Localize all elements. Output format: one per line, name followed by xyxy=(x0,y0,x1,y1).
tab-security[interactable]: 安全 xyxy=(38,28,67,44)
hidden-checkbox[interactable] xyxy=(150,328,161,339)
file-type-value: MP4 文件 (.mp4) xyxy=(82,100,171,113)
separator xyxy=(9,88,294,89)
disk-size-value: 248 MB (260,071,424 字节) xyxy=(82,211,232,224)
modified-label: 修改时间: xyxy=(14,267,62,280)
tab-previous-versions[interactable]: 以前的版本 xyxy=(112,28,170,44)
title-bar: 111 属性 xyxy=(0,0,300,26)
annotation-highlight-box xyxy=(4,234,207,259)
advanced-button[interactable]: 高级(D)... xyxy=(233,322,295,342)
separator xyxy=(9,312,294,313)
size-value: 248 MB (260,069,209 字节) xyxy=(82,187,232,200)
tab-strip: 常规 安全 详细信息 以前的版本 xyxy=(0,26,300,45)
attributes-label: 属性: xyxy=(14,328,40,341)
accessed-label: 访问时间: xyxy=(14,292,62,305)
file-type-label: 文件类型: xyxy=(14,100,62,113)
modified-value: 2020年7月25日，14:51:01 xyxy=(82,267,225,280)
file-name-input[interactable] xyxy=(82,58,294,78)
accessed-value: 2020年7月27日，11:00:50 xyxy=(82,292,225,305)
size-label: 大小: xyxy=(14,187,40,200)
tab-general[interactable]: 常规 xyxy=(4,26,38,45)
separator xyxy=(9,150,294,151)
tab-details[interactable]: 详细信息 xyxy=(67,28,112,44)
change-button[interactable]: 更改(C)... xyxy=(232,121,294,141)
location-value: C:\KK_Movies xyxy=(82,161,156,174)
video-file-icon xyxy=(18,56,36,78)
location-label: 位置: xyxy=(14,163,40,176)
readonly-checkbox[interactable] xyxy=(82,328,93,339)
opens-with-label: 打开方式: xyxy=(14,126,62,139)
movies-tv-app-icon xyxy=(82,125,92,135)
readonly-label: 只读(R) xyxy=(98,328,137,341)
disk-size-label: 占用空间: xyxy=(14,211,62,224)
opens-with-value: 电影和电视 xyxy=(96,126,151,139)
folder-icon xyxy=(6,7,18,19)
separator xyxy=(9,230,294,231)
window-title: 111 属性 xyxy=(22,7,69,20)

□ □ □ □ □

• WHAT YOU HAVE TO DO: Pull out the rows unchanged, starting at the first row and ending at the row that contains "modified-label: 修改时间: xyxy=(14,267,62,280)", with both of those rows included.

• RESPONSE TO THE EXERCISE:
Localize all elements. Output format: one per line, name followed by xyxy=(x0,y0,x1,y1).
tab-security[interactable]: 安全 xyxy=(38,28,67,44)
hidden-checkbox[interactable] xyxy=(150,328,161,339)
file-type-value: MP4 文件 (.mp4) xyxy=(82,100,171,113)
separator xyxy=(9,88,294,89)
disk-size-value: 248 MB (260,071,424 字节) xyxy=(82,211,232,224)
modified-label: 修改时间: xyxy=(14,267,62,280)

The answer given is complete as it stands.